Citation

Liang Y, Lv Y, Qin J, Deng W. Biomolecules 2024; 14(6): e630.

Copyright

(Copyright © 2024, Switzerland Molecular Diversity Preservation International (MDPI) AG)

DOI

10.3390/biom14060630

PMID

38927034

Abstract

Insomnia, also known as sleeplessness, is a sleep disorder due to which people have trouble sleeping, followed by daytime sleepiness, low energy, irritability, and a depressed mood. It may result in an increased risk of accidents of all kinds as well as problems focusing and learning. Dietary supplements have become popular products for alleviating insomnia, while the lenient requirements for pre-market research result in unintelligible mechanisms of different combinations of dietary supplements. In this study, we aim to systematically identify the molecular mechanisms of a sleep cocktail's pharmacological effects based on findings from network pharmacology and molecular docking. A total of 249 targets of the sleep cocktail for the treatment of insomnia were identified and enrichment analysis revealed multiple pathways involved in the nervous system and inflammation. Protein-protein interaction (PPI) network analysis and molecular complex detection (MCODE) analysis yielded 10 hub genes, including AKT1, ADORA1, BCL2, CREB1, IL6, JUN, RELA, STAT3, TNF, and TP53.

§ **REQUIRED WORK**
1. According to the insomnia abstract, why are the mechanisms of different combinations of dietary supplements unintelligible? Answer in one to three sentences.
2. Condense the paragraph of the insomnia abstract that begins "Insomnia, also known as sleeplessness" into a short bulleted list that keeps its main facts.
3. Extend the insomnia abstract, starting after its final sentence about the 10 hub genes.

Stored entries
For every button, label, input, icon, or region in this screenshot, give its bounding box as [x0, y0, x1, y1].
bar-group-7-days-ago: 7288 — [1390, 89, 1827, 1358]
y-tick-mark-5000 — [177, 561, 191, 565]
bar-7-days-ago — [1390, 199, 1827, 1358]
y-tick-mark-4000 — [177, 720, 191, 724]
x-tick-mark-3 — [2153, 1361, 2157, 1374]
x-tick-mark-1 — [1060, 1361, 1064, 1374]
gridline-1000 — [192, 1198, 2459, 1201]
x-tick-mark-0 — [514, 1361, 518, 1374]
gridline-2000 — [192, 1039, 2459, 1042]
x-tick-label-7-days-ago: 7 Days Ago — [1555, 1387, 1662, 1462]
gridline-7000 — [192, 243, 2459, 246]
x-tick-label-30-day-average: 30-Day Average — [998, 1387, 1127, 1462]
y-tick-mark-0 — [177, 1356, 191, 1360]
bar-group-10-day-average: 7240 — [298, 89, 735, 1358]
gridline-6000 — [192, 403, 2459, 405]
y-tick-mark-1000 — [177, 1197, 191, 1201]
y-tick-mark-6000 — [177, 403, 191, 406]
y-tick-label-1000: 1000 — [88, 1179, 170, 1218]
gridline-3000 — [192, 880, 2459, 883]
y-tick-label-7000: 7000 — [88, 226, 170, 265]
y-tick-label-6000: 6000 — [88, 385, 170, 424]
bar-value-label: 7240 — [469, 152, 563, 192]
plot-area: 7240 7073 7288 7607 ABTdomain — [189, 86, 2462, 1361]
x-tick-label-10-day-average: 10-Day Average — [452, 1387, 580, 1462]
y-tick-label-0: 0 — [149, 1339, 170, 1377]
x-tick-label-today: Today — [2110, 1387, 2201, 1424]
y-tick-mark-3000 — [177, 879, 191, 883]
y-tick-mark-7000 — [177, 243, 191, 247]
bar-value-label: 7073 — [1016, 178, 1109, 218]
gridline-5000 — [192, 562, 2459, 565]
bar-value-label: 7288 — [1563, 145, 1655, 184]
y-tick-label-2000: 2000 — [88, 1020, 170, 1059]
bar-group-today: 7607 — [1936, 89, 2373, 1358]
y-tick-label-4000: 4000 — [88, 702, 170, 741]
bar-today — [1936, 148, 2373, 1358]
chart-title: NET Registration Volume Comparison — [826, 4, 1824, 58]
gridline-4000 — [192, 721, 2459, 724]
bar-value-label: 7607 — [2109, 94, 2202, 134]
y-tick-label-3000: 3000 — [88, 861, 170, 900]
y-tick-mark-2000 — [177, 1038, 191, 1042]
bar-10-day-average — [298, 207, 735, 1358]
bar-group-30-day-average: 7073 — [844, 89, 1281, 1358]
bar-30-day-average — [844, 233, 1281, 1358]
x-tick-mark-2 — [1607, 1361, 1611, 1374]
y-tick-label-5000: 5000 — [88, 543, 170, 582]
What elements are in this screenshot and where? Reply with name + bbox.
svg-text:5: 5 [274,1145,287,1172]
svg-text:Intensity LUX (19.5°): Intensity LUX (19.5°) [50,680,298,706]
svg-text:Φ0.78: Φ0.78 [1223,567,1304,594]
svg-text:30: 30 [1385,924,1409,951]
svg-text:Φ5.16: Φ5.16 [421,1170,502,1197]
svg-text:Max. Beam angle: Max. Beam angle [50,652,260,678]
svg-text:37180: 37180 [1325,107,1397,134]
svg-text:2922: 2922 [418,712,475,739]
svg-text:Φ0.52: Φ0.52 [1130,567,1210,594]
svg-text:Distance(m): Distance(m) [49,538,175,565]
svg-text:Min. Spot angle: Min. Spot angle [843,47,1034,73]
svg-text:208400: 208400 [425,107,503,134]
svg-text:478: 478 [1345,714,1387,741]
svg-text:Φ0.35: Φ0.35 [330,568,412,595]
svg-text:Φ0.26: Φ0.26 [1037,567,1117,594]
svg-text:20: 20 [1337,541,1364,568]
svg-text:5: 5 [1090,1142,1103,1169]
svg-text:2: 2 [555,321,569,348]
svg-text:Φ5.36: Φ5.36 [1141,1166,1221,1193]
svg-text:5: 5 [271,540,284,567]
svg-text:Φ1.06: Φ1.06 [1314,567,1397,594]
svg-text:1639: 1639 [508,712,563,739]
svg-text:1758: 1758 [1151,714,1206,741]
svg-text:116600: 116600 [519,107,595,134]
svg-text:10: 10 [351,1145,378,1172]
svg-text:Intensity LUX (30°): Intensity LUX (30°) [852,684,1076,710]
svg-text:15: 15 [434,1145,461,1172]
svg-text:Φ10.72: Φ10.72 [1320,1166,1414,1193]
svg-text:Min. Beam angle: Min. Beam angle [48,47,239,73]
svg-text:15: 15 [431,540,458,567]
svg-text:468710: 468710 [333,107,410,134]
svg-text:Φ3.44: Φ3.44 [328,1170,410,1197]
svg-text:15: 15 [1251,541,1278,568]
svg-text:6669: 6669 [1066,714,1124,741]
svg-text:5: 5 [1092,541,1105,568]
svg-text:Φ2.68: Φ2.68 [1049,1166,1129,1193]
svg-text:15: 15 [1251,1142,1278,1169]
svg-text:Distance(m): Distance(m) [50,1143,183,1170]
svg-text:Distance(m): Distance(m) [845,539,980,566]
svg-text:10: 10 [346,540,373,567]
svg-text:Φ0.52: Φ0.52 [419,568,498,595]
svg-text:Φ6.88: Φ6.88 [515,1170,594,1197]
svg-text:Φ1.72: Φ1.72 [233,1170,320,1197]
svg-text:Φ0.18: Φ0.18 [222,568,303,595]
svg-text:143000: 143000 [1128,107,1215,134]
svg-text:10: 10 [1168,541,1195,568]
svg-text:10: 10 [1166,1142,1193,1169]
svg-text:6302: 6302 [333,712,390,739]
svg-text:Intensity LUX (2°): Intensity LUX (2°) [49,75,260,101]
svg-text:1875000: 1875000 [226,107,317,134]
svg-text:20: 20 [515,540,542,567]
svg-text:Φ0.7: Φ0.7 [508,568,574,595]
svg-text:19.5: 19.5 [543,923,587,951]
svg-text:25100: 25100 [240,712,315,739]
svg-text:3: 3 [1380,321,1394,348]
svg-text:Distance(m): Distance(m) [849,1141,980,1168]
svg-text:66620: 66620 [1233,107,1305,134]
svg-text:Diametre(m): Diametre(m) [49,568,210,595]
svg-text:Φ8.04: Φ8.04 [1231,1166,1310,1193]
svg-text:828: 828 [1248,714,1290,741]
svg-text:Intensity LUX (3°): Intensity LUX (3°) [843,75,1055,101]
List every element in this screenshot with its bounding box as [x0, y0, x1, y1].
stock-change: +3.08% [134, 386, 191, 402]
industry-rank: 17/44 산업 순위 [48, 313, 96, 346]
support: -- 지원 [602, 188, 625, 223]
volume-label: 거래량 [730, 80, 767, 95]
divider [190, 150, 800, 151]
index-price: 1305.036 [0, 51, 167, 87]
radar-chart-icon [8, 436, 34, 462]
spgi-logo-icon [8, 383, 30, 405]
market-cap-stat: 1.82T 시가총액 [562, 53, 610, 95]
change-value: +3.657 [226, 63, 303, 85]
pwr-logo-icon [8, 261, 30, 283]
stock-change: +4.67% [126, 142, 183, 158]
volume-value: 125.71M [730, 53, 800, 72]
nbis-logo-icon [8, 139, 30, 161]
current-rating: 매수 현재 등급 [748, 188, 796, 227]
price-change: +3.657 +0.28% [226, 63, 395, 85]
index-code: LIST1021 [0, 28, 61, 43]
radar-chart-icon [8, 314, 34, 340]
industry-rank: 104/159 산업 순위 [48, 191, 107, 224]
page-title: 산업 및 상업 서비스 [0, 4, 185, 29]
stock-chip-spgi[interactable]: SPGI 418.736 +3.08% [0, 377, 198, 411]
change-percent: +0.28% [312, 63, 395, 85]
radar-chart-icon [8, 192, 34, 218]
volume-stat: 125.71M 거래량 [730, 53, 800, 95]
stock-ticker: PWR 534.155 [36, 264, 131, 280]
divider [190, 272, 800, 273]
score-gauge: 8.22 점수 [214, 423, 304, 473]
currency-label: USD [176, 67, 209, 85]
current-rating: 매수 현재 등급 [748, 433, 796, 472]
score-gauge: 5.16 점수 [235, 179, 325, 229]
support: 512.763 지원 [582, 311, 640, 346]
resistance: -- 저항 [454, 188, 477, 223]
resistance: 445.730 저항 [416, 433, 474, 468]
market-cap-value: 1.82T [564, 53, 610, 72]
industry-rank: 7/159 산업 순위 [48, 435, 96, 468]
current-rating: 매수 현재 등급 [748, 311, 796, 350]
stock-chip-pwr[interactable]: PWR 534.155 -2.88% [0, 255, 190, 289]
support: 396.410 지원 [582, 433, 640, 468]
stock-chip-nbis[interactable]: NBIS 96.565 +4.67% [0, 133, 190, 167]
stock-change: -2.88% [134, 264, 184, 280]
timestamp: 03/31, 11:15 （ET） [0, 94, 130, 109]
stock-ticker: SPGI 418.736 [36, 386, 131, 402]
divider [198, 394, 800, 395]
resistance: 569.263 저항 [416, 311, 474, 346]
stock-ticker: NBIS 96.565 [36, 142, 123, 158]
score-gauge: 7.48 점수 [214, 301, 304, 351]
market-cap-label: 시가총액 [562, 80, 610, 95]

§ **YOUR WRITTEN ANSWERS**
1. The mechanisms are unintelligible because the requirements for pre-market research on dietary supplements are lenient.

2.
- Insomnia is a sleep disorder. It causes trouble sleeping, followed by daytime sleepiness, low energy, irritability and a depressed mood.
- It may raise the risk of all kinds of accidents and cause problems with focusing and learning.
- Dietary supplements are popular for relieving insomnia. Lenient pre-market research requirements leave the mechanisms of supplement combinations unintelligible.
- The study used network pharmacology and molecular docking to identify the molecular mechanisms of a sleep cocktail's pharmacological effects.
- It identified 249 targets of the sleep cocktail for treating insomnia. Enrichment analysis showed multiple pathways involving the nervous system and inflammation.
- PPI network and MCODE analysis yielded 10 hub genes: AKT1, ADORA1, BCL2, CREB1, IL6, JUN, RELA, STAT3, TNF and TP53.

3.
RESULTS from weighted correlation network analysis (WGCNA) and Kyoto Encyclopedia of Genes and Genomes (KEGG) pathway enrichment analysis of insomnia-related transcriptome data from peripheral blood mononuclear cells (PBMCs) showed that a sleep cocktail may also ease insomnia via regulating the inflammatory response. Molecular docking results reveal good affinity of Sleep Cocktail to 9 selected key targets. It is noteworthy that the crucial target HSP90AA1 binds to melatonin most stably, which was further validated by MD simulation.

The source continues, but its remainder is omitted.